- _Task to carry out_: Make an exact copy of all the entries, with the pictures left out.

- _The records_:

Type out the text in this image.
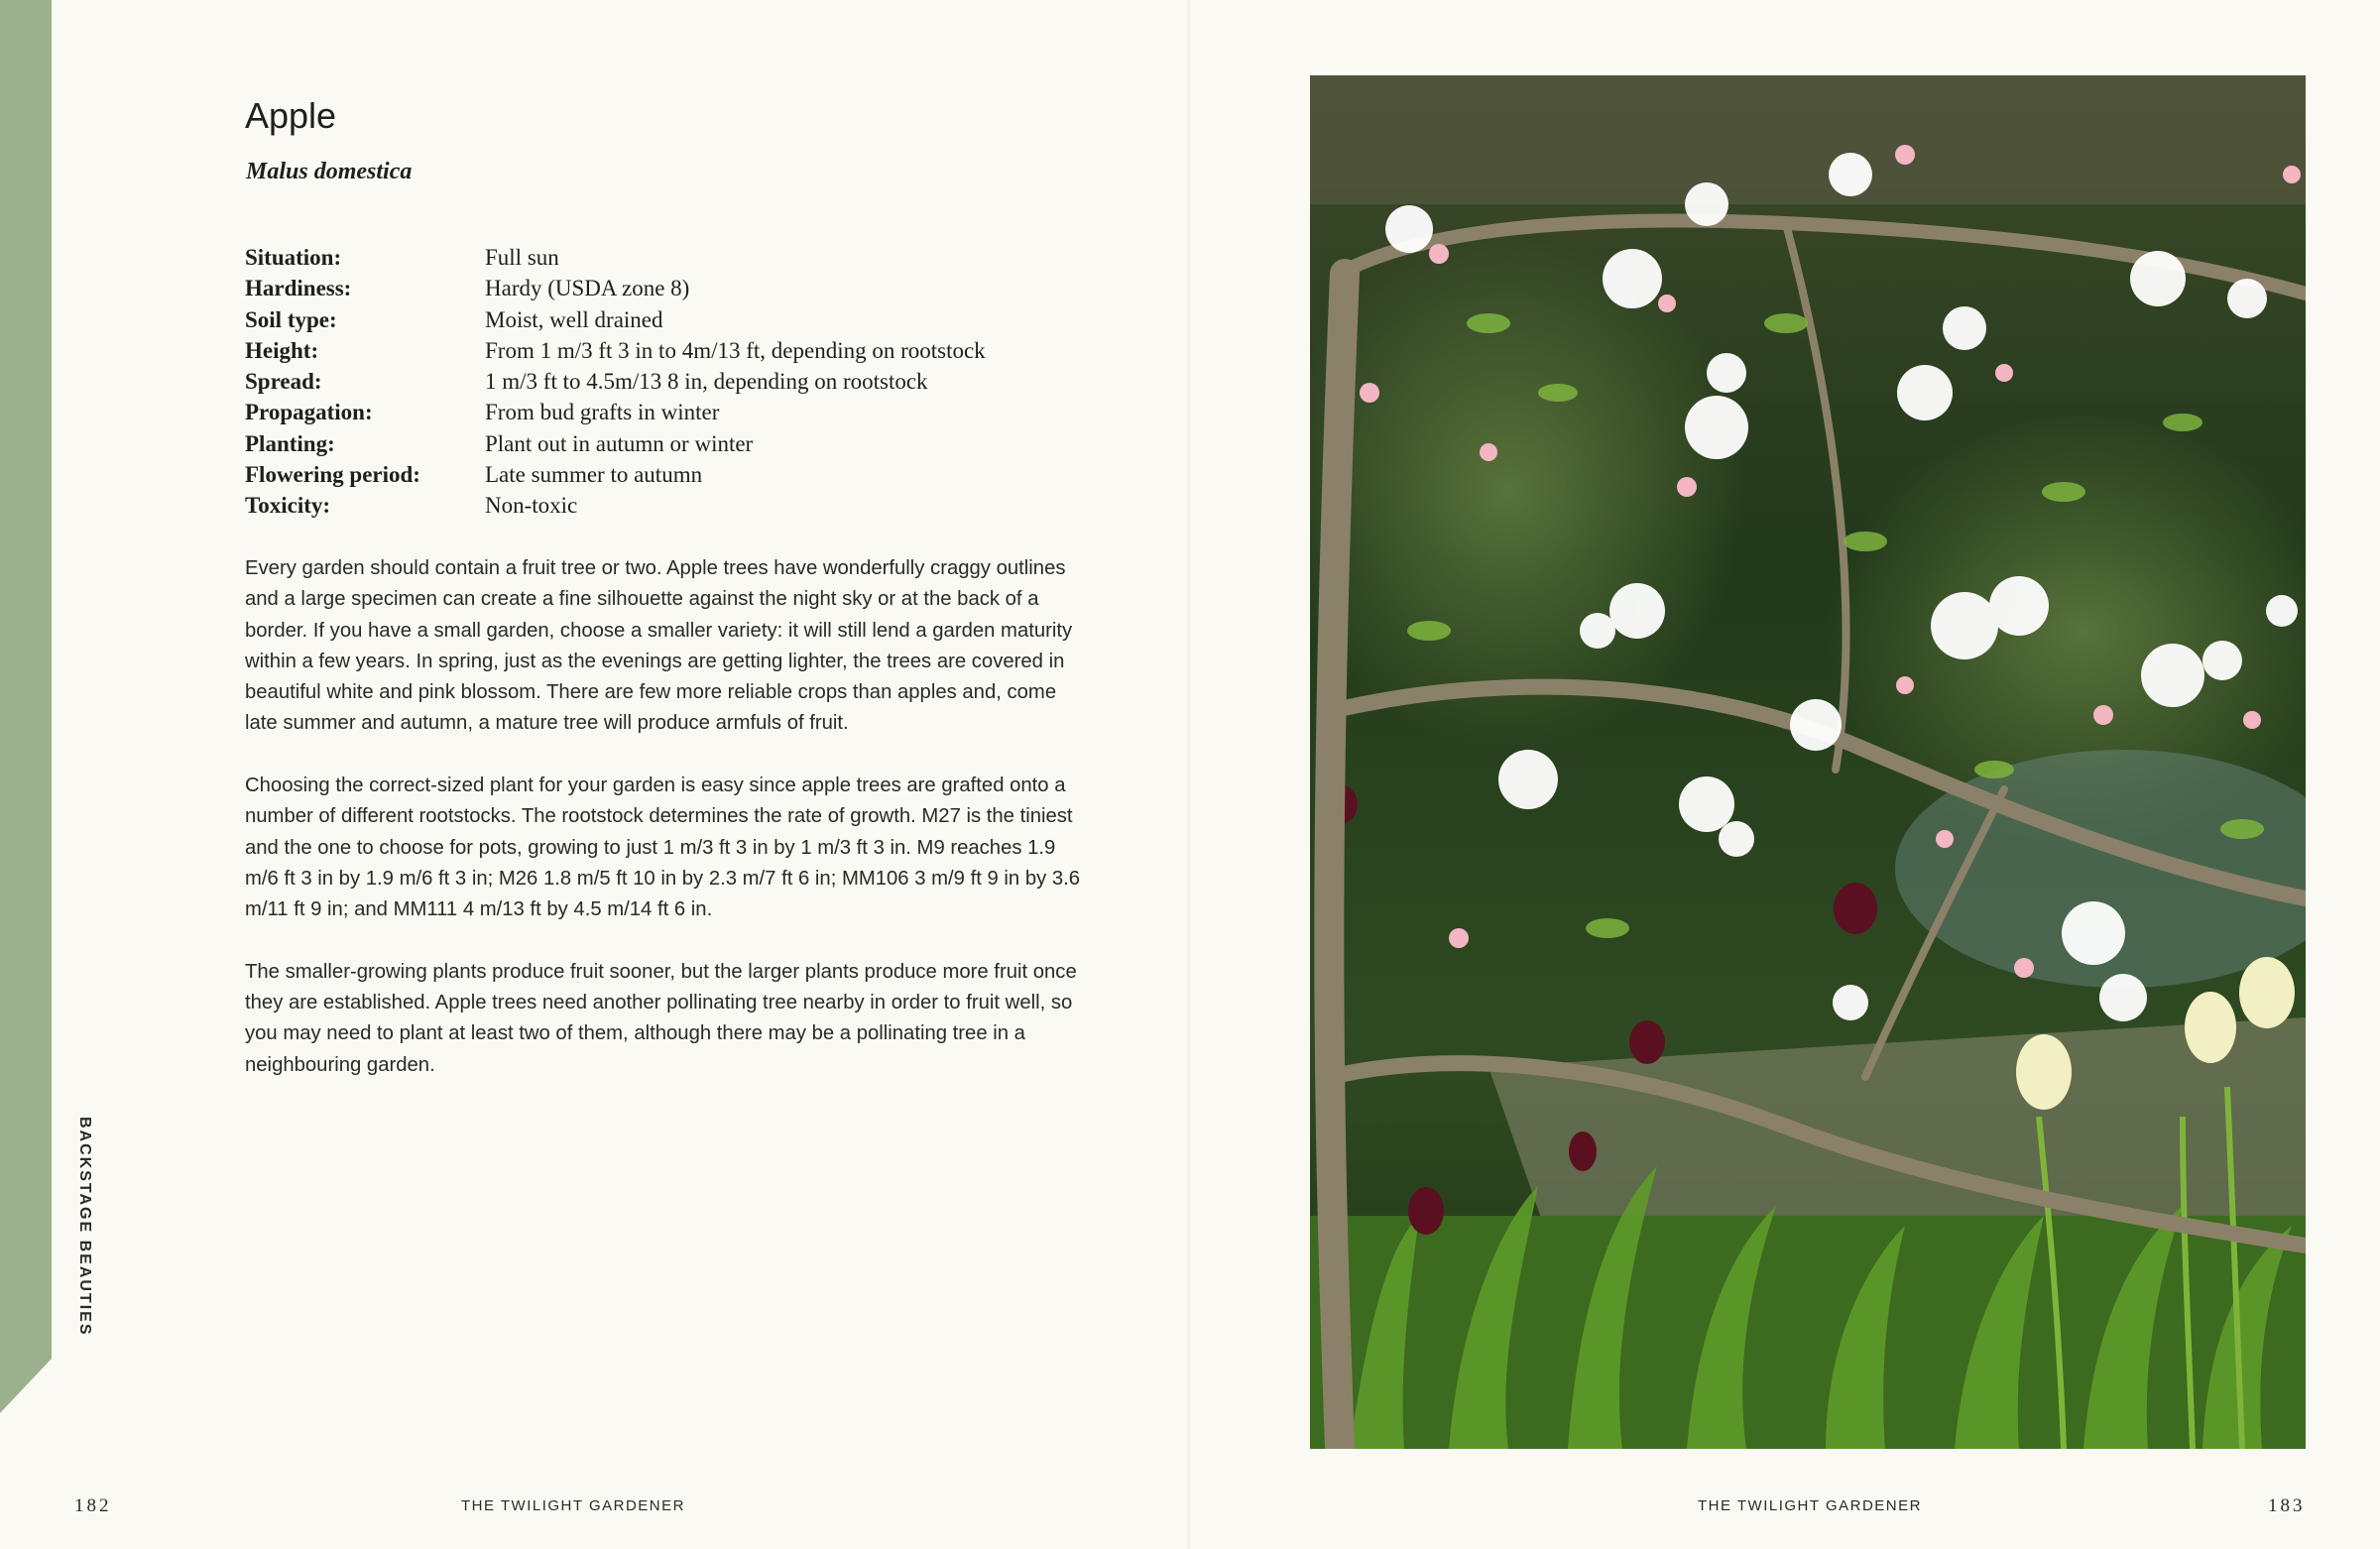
BACKSTAGE BEAUTIES
Apple
Malus domestica
Situation:	Full sun
Hardiness:	Hardy (USDA zone 8)
Soil type:	Moist, well drained
Height:	From 1 m/3 ft 3 in to 4m/13 ft, depending on rootstock
Spread:	1 m/3 ft to 4.5m/13 8 in, depending on rootstock
Propagation:	From bud grafts in winter
Planting:	Plant out in autumn or winter
Flowering period:	Late summer to autumn
Toxicity:	Non-toxic

Every garden should contain a fruit tree or two. Apple trees have wonderfully craggy outlines and a large specimen can create a fine silhouette against the night sky or at the back of a border. If you have a small garden, choose a smaller variety: it will still lend a garden maturity within a few years. In spring, just as the evenings are getting lighter, the trees are covered in beautiful white and pink blossom. There are few more reliable crops than apples and, come late summer and autumn, a mature tree will produce armfuls of fruit.

Choosing the correct-sized plant for your garden is easy since apple trees are grafted onto a number of different rootstocks. The rootstock determines the rate of growth. M27 is the tiniest and the one to choose for pots, growing to just 1 m/3 ft 3 in by 1 m/3 ft 3 in. M9 reaches 1.9 m/6 ft 3 in by 1.9 m/6 ft 3 in; M26 1.8 m/5 ft 10 in by 2.3 m/7 ft 6 in; MM106 3 m/9 ft 9 in by 3.6 m/11 ft 9 in; and MM111 4 m/13 ft by 4.5 m/14 ft 6 in.

The smaller-growing plants produce fruit sooner, but the larger plants produce more fruit once they are established. Apple trees need another pollinating tree nearby in order to fruit well, so you may need to plant at least two of them, although there may be a pollinating tree in a neighbouring garden.

182	THE TWILIGHT GARDENER	THE TWILIGHT GARDENER	183
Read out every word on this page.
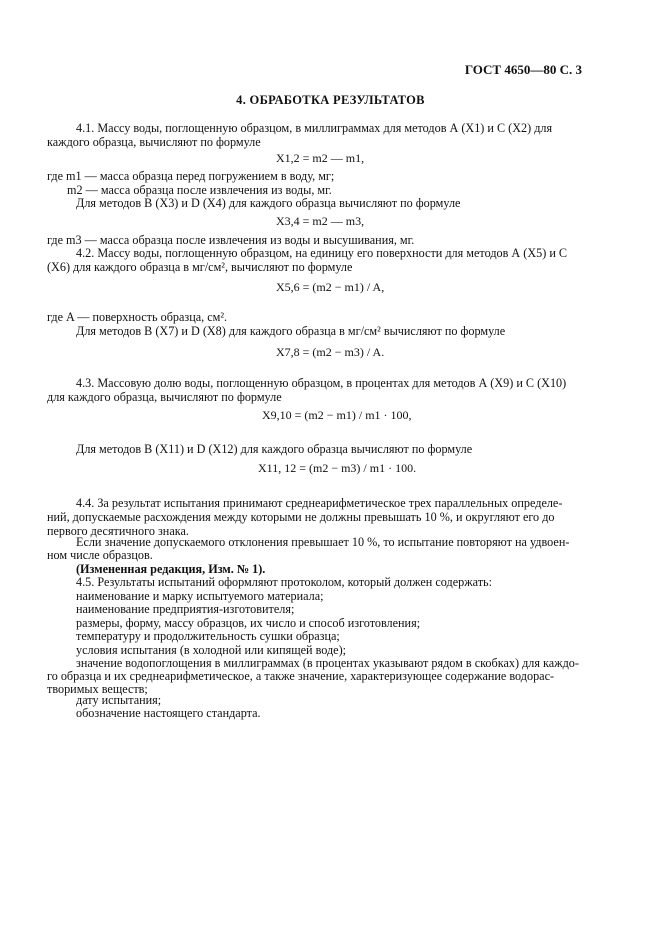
ГОСТ 4650—80 С. 3
4. ОБРАБОТКА РЕЗУЛЬТАТОВ
4.1. Массу воды, поглощенную образцом, в миллиграммах для методов А (X1) и С (X2) для
каждого образца, вычисляют по формуле
X1,2 = m2 — m1,
где m1 — масса образца перед погружением в воду, мг;
m2 — масса образца после извлечения из воды, мг.
Для методов В (X3) и D (X4) для каждого образца вычисляют по формуле
X3,4 = m2 — m3,
где m3 — масса образца после извлечения из воды и высушивания, мг.
4.2. Массу воды, поглощенную образцом, на единицу его поверхности для методов А (X5) и С
(X6) для каждого образца в мг/см², вычисляют по формуле
X5,6 = (m2 − m1) / A,
где A — поверхность образца, см².
Для методов В (X7) и D (X8) для каждого образца в мг/см² вычисляют по формуле
X7,8 = (m2 − m3) / A.
4.3. Массовую долю воды, поглощенную образцом, в процентах для методов А (X9) и С (X10)
для каждого образца, вычисляют по формуле
X9,10 = (m2 − m1) / m1 · 100,
Для методов В (X11) и D (X12) для каждого образца вычисляют по формуле
X11, 12 = (m2 − m3) / m1 · 100.
4.4. За результат испытания принимают среднеарифметическое трех параллельных определе-
ний, допускаемые расхождения между которыми не должны превышать 10 %, и округляют его до
первого десятичного знака.
Если значение допускаемого отклонения превышает 10 %, то испытание повторяют на удвоен-
ном числе образцов.
(Измененная редакция, Изм. № 1).
4.5. Результаты испытаний оформляют протоколом, который должен содержать:
наименование и марку испытуемого материала;
наименование предприятия-изготовителя;
размеры, форму, массу образцов, их число и способ изготовления;
температуру и продолжительность сушки образца;
условия испытания (в холодной или кипящей воде);
значение водопоглощения в миллиграммах (в процентах указывают рядом в скобках) для каждо-
го образца и их среднеарифметическое, а также значение, характеризующее содержание водорас-
творимых веществ;
дату испытания;
обозначение настоящего стандарта.
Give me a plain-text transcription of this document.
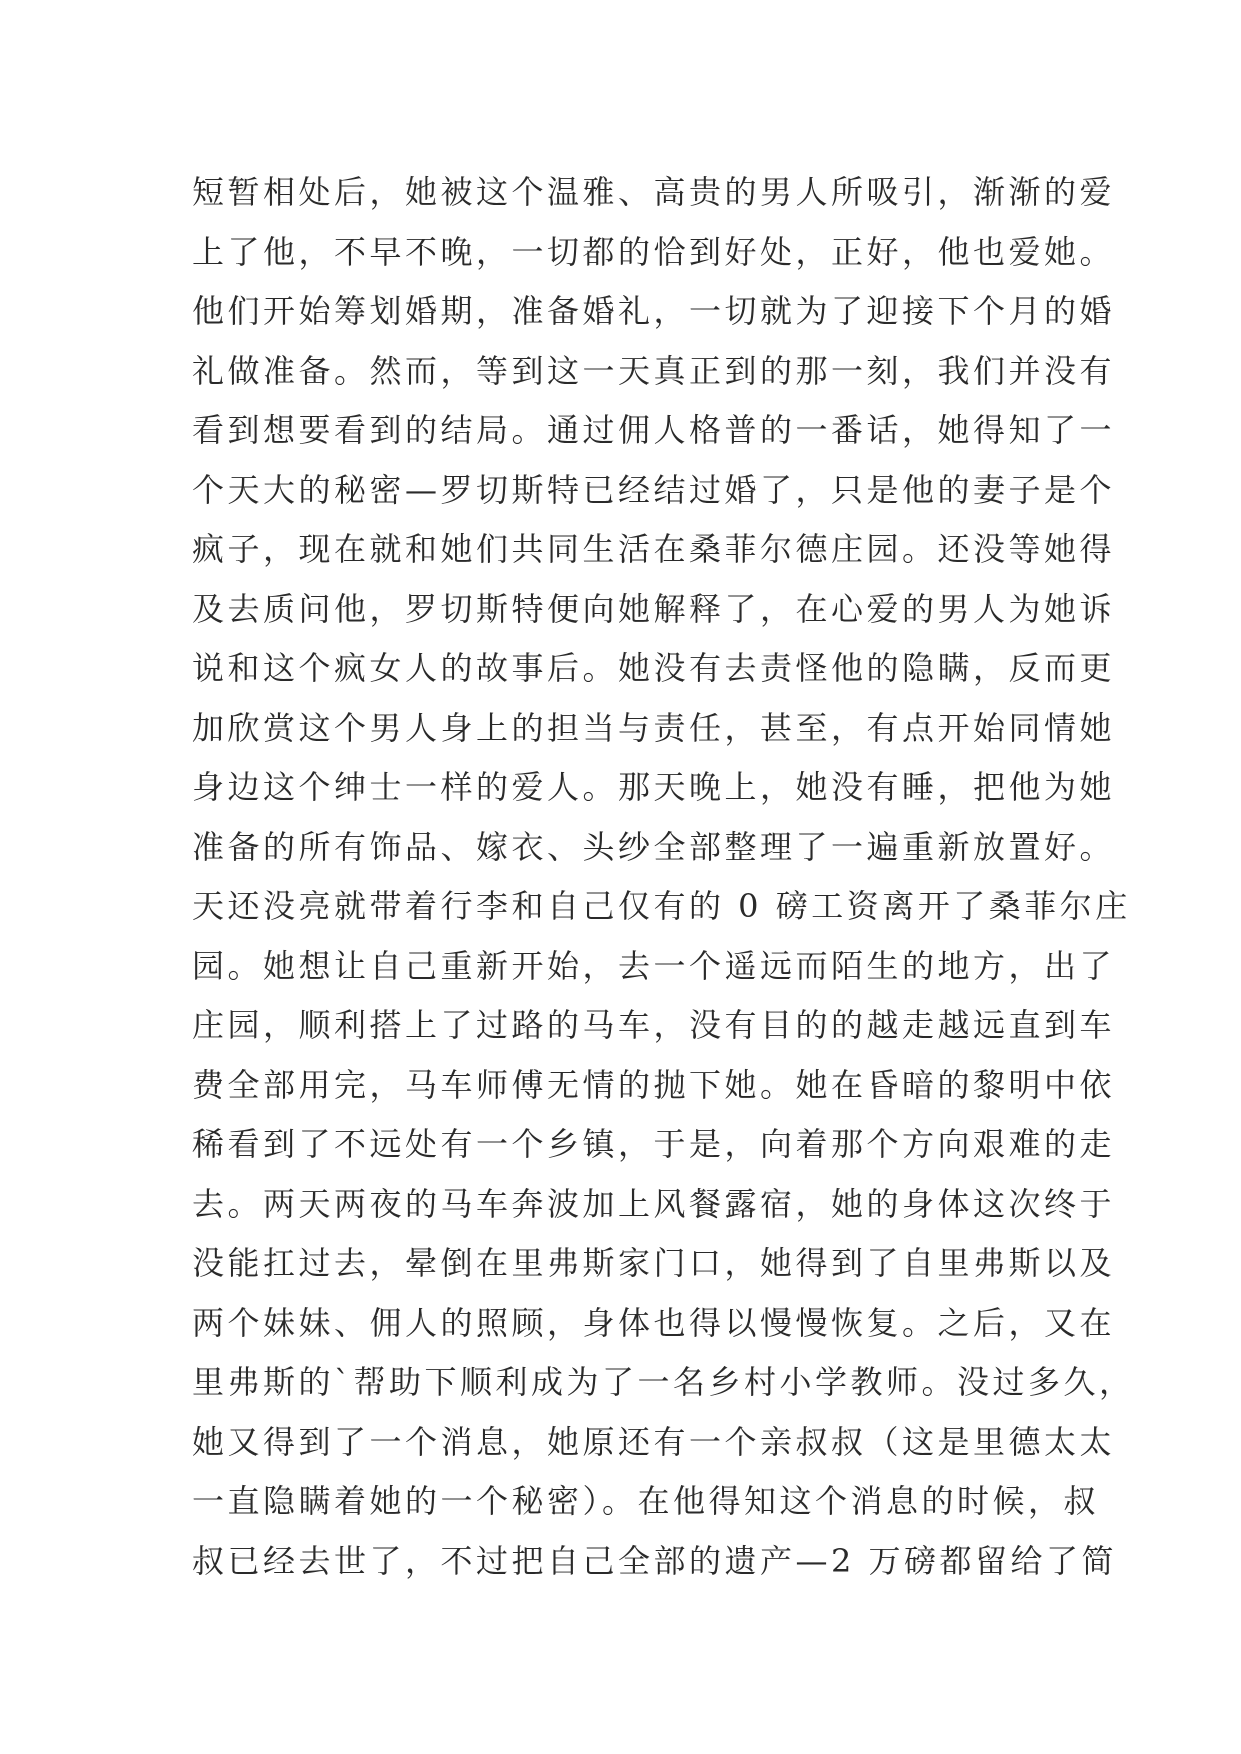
短暂相处后，她被这个温雅、高贵的男人所吸引，渐渐的爱
上了他，不早不晚，一切都的恰到好处，正好，他也爱她。
他们开始筹划婚期，准备婚礼，一切就为了迎接下个月的婚
礼做准备。然而，等到这一天真正到的那一刻，我们并没有
看到想要看到的结局。通过佣人格普的一番话，她得知了一
个天大的秘密—罗切斯特已经结过婚了，只是他的妻子是个
疯子，现在就和她们共同生活在桑菲尔德庄园。还没等她得
及去质问他，罗切斯特便向她解释了，在心爱的男人为她诉
说和这个疯女人的故事后。她没有去责怪他的隐瞒，反而更
加欣赏这个男人身上的担当与责任，甚至，有点开始同情她
身边这个绅士一样的爱人。那天晚上，她没有睡，把他为她
准备的所有饰品、嫁衣、头纱全部整理了一遍重新放置好。
天还没亮就带着行李和自己仅有的 0 磅工资离开了桑菲尔庄
园。她想让自己重新开始，去一个遥远而陌生的地方，出了
庄园，顺利搭上了过路的马车，没有目的的越走越远直到车
费全部用完，马车师傅无情的抛下她。她在昏暗的黎明中依
稀看到了不远处有一个乡镇，于是，向着那个方向艰难的走
去。两天两夜的马车奔波加上风餐露宿，她的身体这次终于
没能扛过去，晕倒在里弗斯家门口，她得到了自里弗斯以及
两个妹妹、佣人的照顾，身体也得以慢慢恢复。之后，又在
里弗斯的`帮助下顺利成为了一名乡村小学教师。没过多久，
她又得到了一个消息，她原还有一个亲叔叔（这是里德太太
一直隐瞒着她的一个秘密）。在他得知这个消息的时候，叔
叔已经去世了，不过把自己全部的遗产—2 万磅都留给了简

- _Result of the task_:
Type out the text in this image.
BACKSTAGE BEAUTIES
Apple
Malus domestica
Situation:	Full sun
Hardiness:	Hardy (USDA zone 8)
Soil type:	Moist, well drained
Height:	From 1 m/3 ft 3 in to 4m/13 ft, depending on rootstock
Spread:	1 m/3 ft to 4.5m/13 8 in, depending on rootstock
Propagation:	From bud grafts in winter
Planting:	Plant out in autumn or winter
Flowering period:	Late summer to autumn
Toxicity:	Non-toxic

Every garden should contain a fruit tree or two. Apple trees have wonderfully craggy outlines and a large specimen can create a fine silhouette against the night sky or at the back of a border. If you have a small garden, choose a smaller variety: it will still lend a garden maturity within a few years. In spring, just as the evenings are getting lighter, the trees are covered in beautiful white and pink blossom. There are few more reliable crops than apples and, come late summer and autumn, a mature tree will produce armfuls of fruit.

Choosing the correct-sized plant for your garden is easy since apple trees are grafted onto a number of different rootstocks. The rootstock determines the rate of growth. M27 is the tiniest and the one to choose for pots, growing to just 1 m/3 ft 3 in by 1 m/3 ft 3 in. M9 reaches 1.9 m/6 ft 3 in by 1.9 m/6 ft 3 in; M26 1.8 m/5 ft 10 in by 2.3 m/7 ft 6 in; MM106 3 m/9 ft 9 in by 3.6 m/11 ft 9 in; and MM111 4 m/13 ft by 4.5 m/14 ft 6 in.

The smaller-growing plants produce fruit sooner, but the larger plants produce more fruit once they are established. Apple trees need another pollinating tree nearby in order to fruit well, so you may need to plant at least two of them, although there may be a pollinating tree in a neighbouring garden.

182	THE TWILIGHT GARDENER	THE TWILIGHT GARDENER	183
Read out every word on this page.
ГОСТ 4650—80 С. 3
4. ОБРАБОТКА РЕЗУЛЬТАТОВ
4.1. Массу воды, поглощенную образцом, в миллиграммах для методов А (X1) и С (X2) для
каждого образца, вычисляют по формуле
X1,2 = m2 — m1,
где m1 — масса образца перед погружением в воду, мг;
m2 — масса образца после извлечения из воды, мг.
Для методов В (X3) и D (X4) для каждого образца вычисляют по формуле
X3,4 = m2 — m3,
где m3 — масса образца после извлечения из воды и высушивания, мг.
4.2. Массу воды, поглощенную образцом, на единицу его поверхности для методов А (X5) и С
(X6) для каждого образца в мг/см², вычисляют по формуле
X5,6 = (m2 − m1) / A,
где A — поверхность образца, см².
Для методов В (X7) и D (X8) для каждого образца в мг/см² вычисляют по формуле
X7,8 = (m2 − m3) / A.
4.3. Массовую долю воды, поглощенную образцом, в процентах для методов А (X9) и С (X10)
для каждого образца, вычисляют по формуле
X9,10 = (m2 − m1) / m1 · 100,
Для методов В (X11) и D (X12) для каждого образца вычисляют по формуле
X11, 12 = (m2 − m3) / m1 · 100.
4.4. За результат испытания принимают среднеарифметическое трех параллельных определе-
ний, допускаемые расхождения между которыми не должны превышать 10 %, и округляют его до
первого десятичного знака.
Если значение допускаемого отклонения превышает 10 %, то испытание повторяют на удвоен-
ном числе образцов.
(Измененная редакция, Изм. № 1).
4.5. Результаты испытаний оформляют протоколом, который должен содержать:
наименование и марку испытуемого материала;
наименование предприятия-изготовителя;
размеры, форму, массу образцов, их число и способ изготовления;
температуру и продолжительность сушки образца;
условия испытания (в холодной или кипящей воде);
значение водопоглощения в миллиграммах (в процентах указывают рядом в скобках) для каждо-
го образца и их среднеарифметическое, а также значение, характеризующее содержание водорас-
творимых веществ;
дату испытания;
обозначение настоящего стандарта.
Give me a plain-text transcription of this document.
短暂相处后，她被这个温雅、高贵的男人所吸引，渐渐的爱
上了他，不早不晚，一切都的恰到好处，正好，他也爱她。
他们开始筹划婚期，准备婚礼，一切就为了迎接下个月的婚
礼做准备。然而，等到这一天真正到的那一刻，我们并没有
看到想要看到的结局。通过佣人格普的一番话，她得知了一
个天大的秘密—罗切斯特已经结过婚了，只是他的妻子是个
疯子，现在就和她们共同生活在桑菲尔德庄园。还没等她得
及去质问他，罗切斯特便向她解释了，在心爱的男人为她诉
说和这个疯女人的故事后。她没有去责怪他的隐瞒，反而更
加欣赏这个男人身上的担当与责任，甚至，有点开始同情她
身边这个绅士一样的爱人。那天晚上，她没有睡，把他为她
准备的所有饰品、嫁衣、头纱全部整理了一遍重新放置好。
天还没亮就带着行李和自己仅有的 0 磅工资离开了桑菲尔庄
园。她想让自己重新开始，去一个遥远而陌生的地方，出了
庄园，顺利搭上了过路的马车，没有目的的越走越远直到车
费全部用完，马车师傅无情的抛下她。她在昏暗的黎明中依
稀看到了不远处有一个乡镇，于是，向着那个方向艰难的走
去。两天两夜的马车奔波加上风餐露宿，她的身体这次终于
没能扛过去，晕倒在里弗斯家门口，她得到了自里弗斯以及
两个妹妹、佣人的照顾，身体也得以慢慢恢复。之后，又在
里弗斯的`帮助下顺利成为了一名乡村小学教师。没过多久，
她又得到了一个消息，她原还有一个亲叔叔（这是里德太太
一直隐瞒着她的一个秘密）。在他得知这个消息的时候，叔
叔已经去世了，不过把自己全部的遗产—2 万磅都留给了简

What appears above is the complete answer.